- _Data for this exercise_
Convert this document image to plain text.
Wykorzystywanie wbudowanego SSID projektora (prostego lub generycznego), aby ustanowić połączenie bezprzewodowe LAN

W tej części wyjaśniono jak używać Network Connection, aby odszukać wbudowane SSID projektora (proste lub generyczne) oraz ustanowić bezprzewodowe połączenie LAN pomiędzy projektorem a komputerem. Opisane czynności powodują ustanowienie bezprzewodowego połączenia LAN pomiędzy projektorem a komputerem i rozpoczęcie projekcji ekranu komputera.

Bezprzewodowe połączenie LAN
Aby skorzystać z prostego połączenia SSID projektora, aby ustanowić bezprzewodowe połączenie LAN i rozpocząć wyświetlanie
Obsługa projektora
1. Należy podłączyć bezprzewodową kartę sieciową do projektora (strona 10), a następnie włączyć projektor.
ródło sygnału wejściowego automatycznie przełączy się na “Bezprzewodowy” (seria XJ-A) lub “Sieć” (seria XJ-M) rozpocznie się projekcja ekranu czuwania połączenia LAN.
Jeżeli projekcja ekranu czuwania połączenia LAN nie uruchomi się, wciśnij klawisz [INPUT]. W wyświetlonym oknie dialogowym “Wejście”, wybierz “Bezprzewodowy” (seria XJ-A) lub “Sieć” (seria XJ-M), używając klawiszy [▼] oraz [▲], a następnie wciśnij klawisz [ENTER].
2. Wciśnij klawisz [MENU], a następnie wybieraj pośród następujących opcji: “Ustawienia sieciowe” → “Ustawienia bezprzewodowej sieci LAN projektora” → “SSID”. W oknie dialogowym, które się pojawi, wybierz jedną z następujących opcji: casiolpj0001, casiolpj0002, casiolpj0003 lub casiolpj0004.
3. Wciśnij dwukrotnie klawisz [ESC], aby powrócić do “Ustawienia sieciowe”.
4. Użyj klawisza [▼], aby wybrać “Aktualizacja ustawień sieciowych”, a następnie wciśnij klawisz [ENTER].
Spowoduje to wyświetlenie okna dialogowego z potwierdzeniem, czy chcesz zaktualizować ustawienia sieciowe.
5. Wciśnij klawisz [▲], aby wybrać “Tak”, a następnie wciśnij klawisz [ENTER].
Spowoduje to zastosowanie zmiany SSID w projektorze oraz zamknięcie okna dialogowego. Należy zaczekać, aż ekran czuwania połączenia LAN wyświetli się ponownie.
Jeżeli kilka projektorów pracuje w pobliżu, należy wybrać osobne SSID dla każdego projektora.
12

- _Your task_
Using the data above, copy each line that contains "prostego".

- _The completed task_
Wykorzystywanie wbudowanego SSID projektora (prostego lub generycznego), aby ustanowić połączenie bezprzewodowe LAN
Aby skorzystać z prostego połączenia SSID projektora, aby ustanowić bezprzewodowe połączenie LAN i rozpocząć wyświetlanie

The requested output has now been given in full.